• _STATED TASK_: Where a line holds the string "time", return that line.
----
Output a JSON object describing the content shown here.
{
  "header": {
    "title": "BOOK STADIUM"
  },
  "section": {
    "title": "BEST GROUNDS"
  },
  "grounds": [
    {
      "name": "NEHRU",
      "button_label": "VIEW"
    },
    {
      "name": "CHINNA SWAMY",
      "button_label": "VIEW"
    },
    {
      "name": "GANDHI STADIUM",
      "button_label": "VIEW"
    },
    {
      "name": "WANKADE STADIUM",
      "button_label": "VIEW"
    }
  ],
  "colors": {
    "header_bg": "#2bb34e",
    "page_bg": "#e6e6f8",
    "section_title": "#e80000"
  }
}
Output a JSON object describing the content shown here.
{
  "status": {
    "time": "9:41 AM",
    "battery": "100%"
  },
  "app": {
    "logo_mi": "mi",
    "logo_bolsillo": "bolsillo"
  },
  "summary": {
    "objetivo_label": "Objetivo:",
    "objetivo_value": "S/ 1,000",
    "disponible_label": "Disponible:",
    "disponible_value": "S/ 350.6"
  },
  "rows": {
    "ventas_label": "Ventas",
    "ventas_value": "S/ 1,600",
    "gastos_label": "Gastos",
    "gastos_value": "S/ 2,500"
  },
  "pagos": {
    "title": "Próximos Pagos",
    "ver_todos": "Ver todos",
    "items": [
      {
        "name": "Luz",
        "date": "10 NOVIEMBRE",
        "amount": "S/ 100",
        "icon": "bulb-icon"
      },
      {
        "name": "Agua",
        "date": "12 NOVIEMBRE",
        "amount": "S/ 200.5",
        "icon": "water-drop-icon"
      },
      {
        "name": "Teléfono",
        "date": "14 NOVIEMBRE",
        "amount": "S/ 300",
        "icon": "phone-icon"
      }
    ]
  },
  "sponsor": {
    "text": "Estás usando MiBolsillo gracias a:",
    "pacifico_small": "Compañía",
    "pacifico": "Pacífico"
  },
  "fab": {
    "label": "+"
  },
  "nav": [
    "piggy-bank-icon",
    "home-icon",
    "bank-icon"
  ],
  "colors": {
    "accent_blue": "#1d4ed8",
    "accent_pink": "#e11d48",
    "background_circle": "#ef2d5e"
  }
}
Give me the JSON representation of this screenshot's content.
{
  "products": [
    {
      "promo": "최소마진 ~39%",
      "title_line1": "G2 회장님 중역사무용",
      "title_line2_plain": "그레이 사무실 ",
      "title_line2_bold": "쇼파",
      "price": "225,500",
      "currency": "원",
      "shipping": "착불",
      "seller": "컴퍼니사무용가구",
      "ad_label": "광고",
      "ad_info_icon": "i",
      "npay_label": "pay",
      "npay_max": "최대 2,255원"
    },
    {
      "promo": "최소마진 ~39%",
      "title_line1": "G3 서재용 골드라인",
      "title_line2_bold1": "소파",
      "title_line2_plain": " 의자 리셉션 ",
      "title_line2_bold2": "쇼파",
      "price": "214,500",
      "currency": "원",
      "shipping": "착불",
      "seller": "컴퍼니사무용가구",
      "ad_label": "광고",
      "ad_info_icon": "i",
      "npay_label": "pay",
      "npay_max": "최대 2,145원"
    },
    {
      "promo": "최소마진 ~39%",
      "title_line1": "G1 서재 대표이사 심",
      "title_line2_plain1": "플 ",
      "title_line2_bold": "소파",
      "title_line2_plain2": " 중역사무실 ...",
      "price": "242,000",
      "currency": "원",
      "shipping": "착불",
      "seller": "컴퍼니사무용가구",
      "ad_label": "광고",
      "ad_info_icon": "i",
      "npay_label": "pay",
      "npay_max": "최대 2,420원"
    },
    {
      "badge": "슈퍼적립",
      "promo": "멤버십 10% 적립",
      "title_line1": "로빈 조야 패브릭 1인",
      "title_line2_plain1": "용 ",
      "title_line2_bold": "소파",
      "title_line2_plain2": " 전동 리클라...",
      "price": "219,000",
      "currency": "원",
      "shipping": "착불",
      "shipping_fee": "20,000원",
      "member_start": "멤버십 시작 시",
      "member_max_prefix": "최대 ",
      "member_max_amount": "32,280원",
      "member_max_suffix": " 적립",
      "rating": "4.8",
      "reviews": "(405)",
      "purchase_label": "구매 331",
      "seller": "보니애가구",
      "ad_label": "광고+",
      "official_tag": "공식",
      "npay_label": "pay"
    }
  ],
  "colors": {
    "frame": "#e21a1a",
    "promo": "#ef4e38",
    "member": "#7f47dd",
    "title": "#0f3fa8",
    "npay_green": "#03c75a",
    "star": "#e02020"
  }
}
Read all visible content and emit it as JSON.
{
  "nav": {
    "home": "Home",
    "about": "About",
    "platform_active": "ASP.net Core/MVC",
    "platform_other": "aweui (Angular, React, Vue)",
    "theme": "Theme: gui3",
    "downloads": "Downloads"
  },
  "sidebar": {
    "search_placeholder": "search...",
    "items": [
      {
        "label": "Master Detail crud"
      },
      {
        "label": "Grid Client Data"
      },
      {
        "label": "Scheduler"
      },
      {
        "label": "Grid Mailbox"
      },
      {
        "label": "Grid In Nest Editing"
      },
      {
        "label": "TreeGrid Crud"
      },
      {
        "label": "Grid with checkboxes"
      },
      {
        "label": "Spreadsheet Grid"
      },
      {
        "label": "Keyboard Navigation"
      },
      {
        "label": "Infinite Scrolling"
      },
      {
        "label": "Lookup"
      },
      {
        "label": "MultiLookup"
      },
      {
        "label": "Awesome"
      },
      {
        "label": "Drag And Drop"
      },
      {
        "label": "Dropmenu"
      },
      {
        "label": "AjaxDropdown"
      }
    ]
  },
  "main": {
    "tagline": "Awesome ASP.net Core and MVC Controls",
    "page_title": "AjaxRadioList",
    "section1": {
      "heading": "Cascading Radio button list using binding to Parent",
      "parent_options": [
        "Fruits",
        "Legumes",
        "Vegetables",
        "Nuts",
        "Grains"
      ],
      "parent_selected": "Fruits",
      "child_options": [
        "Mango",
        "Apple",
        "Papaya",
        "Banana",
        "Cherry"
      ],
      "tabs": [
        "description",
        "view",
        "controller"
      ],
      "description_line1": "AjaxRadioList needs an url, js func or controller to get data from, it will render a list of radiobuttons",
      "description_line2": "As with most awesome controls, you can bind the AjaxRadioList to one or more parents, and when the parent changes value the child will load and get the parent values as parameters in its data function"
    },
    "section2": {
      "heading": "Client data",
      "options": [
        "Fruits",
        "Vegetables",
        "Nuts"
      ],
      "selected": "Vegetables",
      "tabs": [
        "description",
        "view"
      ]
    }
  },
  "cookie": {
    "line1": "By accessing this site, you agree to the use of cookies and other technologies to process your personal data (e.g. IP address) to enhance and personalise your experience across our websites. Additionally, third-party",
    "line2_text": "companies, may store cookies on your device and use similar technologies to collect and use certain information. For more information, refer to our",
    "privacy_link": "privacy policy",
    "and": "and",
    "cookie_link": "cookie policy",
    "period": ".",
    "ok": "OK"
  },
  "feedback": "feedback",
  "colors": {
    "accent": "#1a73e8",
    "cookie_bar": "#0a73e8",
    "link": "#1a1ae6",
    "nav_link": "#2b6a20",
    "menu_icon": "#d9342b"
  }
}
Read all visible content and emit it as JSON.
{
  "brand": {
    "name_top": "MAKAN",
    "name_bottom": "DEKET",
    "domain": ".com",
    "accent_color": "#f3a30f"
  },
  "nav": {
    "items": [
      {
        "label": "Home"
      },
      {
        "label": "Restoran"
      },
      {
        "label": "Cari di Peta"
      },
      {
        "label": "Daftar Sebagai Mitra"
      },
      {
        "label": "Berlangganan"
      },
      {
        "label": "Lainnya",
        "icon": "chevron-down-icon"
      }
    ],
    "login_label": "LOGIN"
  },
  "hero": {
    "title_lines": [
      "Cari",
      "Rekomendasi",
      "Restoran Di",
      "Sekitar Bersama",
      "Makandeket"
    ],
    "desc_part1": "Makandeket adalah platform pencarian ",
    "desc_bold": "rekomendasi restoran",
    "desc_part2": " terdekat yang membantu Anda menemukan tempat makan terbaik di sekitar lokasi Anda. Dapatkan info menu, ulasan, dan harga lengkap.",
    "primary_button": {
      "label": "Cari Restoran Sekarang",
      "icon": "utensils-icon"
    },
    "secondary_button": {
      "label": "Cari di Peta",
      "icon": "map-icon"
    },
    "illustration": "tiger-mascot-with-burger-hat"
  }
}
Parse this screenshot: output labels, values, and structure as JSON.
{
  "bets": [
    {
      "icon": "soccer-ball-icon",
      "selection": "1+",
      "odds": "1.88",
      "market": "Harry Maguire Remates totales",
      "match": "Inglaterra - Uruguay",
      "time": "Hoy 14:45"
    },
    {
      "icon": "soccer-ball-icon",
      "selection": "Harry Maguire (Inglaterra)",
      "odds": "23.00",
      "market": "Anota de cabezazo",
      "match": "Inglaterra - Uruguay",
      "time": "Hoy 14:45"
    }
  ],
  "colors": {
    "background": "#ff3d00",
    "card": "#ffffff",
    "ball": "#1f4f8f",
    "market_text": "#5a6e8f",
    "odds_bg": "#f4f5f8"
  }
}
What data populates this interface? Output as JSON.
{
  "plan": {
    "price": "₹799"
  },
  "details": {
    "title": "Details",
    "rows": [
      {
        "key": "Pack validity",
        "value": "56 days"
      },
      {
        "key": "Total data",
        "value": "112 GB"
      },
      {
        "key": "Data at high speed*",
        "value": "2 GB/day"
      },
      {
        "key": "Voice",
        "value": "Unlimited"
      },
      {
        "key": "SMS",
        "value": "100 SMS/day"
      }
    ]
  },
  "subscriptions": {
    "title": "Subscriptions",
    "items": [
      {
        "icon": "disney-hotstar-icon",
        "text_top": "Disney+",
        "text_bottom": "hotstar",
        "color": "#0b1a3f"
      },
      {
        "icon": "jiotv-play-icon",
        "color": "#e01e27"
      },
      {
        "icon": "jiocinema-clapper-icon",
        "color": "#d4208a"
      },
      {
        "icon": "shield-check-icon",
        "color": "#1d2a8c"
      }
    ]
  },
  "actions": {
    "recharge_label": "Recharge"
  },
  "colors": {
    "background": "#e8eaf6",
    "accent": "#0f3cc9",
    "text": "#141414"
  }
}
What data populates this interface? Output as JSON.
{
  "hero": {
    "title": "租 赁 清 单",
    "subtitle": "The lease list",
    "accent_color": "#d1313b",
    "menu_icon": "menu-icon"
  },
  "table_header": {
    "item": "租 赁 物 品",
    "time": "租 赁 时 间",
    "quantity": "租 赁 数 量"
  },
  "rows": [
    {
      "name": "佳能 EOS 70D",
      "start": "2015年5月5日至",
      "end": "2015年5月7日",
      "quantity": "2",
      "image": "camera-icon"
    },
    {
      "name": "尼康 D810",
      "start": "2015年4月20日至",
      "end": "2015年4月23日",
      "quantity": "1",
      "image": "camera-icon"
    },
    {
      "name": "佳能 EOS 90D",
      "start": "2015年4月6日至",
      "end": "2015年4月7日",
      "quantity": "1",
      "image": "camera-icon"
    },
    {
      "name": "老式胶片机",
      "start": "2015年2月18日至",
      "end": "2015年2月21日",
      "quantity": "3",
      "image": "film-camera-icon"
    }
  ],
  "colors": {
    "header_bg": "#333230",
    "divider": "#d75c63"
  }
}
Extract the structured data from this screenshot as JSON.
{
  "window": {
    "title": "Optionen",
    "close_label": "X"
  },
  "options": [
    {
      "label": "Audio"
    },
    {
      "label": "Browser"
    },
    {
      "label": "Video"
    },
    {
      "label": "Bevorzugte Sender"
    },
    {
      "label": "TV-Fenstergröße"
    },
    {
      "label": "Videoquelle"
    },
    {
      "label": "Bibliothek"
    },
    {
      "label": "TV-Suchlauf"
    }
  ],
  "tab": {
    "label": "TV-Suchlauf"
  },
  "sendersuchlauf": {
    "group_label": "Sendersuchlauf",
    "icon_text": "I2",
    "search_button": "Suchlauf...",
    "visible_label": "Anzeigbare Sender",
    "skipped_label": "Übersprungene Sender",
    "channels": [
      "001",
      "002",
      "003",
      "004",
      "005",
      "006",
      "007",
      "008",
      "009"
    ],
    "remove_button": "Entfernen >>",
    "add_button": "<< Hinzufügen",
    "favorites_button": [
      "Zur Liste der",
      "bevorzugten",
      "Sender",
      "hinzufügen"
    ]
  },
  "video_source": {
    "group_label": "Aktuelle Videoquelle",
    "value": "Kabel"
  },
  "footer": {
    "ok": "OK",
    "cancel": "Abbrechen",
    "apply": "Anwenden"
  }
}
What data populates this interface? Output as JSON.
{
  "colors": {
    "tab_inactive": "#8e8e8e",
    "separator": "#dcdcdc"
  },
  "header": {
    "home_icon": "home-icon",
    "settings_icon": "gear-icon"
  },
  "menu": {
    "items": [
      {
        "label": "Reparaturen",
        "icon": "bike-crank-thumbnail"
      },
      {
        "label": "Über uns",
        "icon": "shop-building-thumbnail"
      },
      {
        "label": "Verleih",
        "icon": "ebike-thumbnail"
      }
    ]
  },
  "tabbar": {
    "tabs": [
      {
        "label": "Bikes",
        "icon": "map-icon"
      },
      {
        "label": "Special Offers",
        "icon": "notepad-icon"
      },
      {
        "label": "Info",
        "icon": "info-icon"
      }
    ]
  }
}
----
• _TASK SOLUTION_:
    "time": "9:41 AM",
      "time": "Hoy 14:45"
      "time": "Hoy 14:45"
    "time": "租 赁 时 间",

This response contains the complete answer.